The problem: Retype everything in the listing, leaving each line exactly as it is.

** START **

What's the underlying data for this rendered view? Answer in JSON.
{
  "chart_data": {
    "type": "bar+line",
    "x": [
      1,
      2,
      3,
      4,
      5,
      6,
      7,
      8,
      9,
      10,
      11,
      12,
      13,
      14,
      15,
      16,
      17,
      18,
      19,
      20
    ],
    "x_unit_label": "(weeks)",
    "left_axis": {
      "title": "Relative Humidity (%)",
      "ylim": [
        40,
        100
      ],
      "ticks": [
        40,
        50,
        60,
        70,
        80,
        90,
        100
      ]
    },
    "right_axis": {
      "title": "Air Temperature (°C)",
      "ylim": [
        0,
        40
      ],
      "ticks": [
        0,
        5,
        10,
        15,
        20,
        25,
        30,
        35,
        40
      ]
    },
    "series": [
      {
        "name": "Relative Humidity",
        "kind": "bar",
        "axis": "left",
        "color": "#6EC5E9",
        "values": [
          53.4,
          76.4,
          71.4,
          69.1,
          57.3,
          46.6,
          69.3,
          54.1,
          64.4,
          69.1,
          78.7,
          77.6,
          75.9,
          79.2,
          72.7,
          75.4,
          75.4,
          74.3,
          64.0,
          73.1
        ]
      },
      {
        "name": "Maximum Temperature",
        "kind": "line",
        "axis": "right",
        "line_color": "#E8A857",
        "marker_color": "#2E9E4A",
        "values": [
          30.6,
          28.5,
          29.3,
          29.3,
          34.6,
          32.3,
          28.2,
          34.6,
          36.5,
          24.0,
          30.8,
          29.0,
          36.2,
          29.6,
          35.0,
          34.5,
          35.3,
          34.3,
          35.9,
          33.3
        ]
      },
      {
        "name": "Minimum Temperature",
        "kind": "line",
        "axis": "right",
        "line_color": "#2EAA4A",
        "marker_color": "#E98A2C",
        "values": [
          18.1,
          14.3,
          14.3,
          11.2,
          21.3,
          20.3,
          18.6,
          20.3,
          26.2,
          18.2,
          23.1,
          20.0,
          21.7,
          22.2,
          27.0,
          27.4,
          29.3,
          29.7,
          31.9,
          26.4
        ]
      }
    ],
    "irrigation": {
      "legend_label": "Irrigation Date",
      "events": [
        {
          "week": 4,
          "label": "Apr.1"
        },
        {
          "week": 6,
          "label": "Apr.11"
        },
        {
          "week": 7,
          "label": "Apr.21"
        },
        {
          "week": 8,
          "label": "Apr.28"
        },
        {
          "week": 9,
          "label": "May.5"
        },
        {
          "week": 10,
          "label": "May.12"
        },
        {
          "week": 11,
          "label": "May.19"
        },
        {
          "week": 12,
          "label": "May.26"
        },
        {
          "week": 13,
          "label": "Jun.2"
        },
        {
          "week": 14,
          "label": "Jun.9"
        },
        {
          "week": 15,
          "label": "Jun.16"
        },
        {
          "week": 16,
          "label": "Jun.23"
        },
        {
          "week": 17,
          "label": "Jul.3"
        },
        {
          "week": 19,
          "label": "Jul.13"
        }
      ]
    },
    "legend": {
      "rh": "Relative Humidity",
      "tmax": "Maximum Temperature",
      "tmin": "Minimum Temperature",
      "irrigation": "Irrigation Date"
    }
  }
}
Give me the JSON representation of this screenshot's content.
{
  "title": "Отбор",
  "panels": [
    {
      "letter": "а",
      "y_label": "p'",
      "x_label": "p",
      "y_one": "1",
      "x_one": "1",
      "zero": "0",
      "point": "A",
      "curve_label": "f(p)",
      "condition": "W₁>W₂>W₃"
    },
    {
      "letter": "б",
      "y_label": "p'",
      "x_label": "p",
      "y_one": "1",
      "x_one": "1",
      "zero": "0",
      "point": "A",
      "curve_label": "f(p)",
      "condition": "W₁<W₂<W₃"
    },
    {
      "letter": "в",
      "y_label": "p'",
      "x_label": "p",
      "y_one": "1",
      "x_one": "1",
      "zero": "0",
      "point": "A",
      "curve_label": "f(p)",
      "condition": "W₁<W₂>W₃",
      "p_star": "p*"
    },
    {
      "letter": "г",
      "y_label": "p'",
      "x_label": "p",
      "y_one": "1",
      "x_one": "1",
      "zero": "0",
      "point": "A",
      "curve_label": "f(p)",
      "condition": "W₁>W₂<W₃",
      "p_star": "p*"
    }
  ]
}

** END **

Answer for this exercise:
What's the underlying data for this rendered view? Answer in JSON.
{
  "chart_data": {
    "type": "bar+line",
    "x": [
      1,
      2,
      3,
      4,
      5,
      6,
      7,
      8,
      9,
      10,
      11,
      12,
      13,
      14,
      15,
      16,
      17,
      18,
      19,
      20
    ],
    "x_unit_label": "(weeks)",
    "left_axis": {
      "title": "Relative Humidity (%)",
      "ylim": [
        40,
        100
      ],
      "ticks": [
        40,
        50,
        60,
        70,
        80,
        90,
        100
      ]
    },
    "right_axis": {
      "title": "Air Temperature (°C)",
      "ylim": [
        0,
        40
      ],
      "ticks": [
        0,
        5,
        10,
        15,
        20,
        25,
        30,
        35,
        40
      ]
    },
    "series": [
      {
        "name": "Relative Humidity",
        "kind": "bar",
        "axis": "left",
        "color": "#6EC5E9",
        "values": [
          53.4,
          76.4,
          71.4,
          69.1,
          57.3,
          46.6,
          69.3,
          54.1,
          64.4,
          69.1,
          78.7,
          77.6,
          75.9,
          79.2,
          72.7,
          75.4,
          75.4,
          74.3,
          64.0,
          73.1
        ]
      },
      {
        "name": "Maximum Temperature",
        "kind": "line",
        "axis": "right",
        "line_color": "#E8A857",
        "marker_color": "#2E9E4A",
        "values": [
          30.6,
          28.5,
          29.3,
          29.3,
          34.6,
          32.3,
          28.2,
          34.6,
          36.5,
          24.0,
          30.8,
          29.0,
          36.2,
          29.6,
          35.0,
          34.5,
          35.3,
          34.3,
          35.9,
          33.3
        ]
      },
      {
        "name": "Minimum Temperature",
        "kind": "line",
        "axis": "right",
        "line_color": "#2EAA4A",
        "marker_color": "#E98A2C",
        "values": [
          18.1,
          14.3,
          14.3,
          11.2,
          21.3,
          20.3,
          18.6,
          20.3,
          26.2,
          18.2,
          23.1,
          20.0,
          21.7,
          22.2,
          27.0,
          27.4,
          29.3,
          29.7,
          31.9,
          26.4
        ]
      }
    ],
    "irrigation": {
      "legend_label": "Irrigation Date",
      "events": [
        {
          "week": 4,
          "label": "Apr.1"
        },
        {
          "week": 6,
          "label": "Apr.11"
        },
        {
          "week": 7,
          "label": "Apr.21"
        },
        {
          "week": 8,
          "label": "Apr.28"
        },
        {
          "week": 9,
          "label": "May.5"
        },
        {
          "week": 10,
          "label": "May.12"
        },
        {
          "week": 11,
          "label": "May.19"
        },
        {
          "week": 12,
          "label": "May.26"
        },
        {
          "week": 13,
          "label": "Jun.2"
        },
        {
          "week": 14,
          "label": "Jun.9"
        },
        {
          "week": 15,
          "label": "Jun.16"
        },
        {
          "week": 16,
          "label": "Jun.23"
        },
        {
          "week": 17,
          "label": "Jul.3"
        },
        {
          "week": 19,
          "label": "Jul.13"
        }
      ]
    },
    "legend": {
      "rh": "Relative Humidity",
      "tmax": "Maximum Temperature",
      "tmin": "Minimum Temperature",
      "irrigation": "Irrigation Date"
    }
  }
}
Give me the JSON representation of this screenshot's content.
{
  "title": "Отбор",
  "panels": [
    {
      "letter": "а",
      "y_label": "p'",
      "x_label": "p",
      "y_one": "1",
      "x_one": "1",
      "zero": "0",
      "point": "A",
      "curve_label": "f(p)",
      "condition": "W₁>W₂>W₃"
    },
    {
      "letter": "б",
      "y_label": "p'",
      "x_label": "p",
      "y_one": "1",
      "x_one": "1",
      "zero": "0",
      "point": "A",
      "curve_label": "f(p)",
      "condition": "W₁<W₂<W₃"
    },
    {
      "letter": "в",
      "y_label": "p'",
      "x_label": "p",
      "y_one": "1",
      "x_one": "1",
      "zero": "0",
      "point": "A",
      "curve_label": "f(p)",
      "condition": "W₁<W₂>W₃",
      "p_star": "p*"
    },
    {
      "letter": "г",
      "y_label": "p'",
      "x_label": "p",
      "y_one": "1",
      "x_one": "1",
      "zero": "0",
      "point": "A",
      "curve_label": "f(p)",
      "condition": "W₁>W₂<W₃",
      "p_star": "p*"
    }
  ]
}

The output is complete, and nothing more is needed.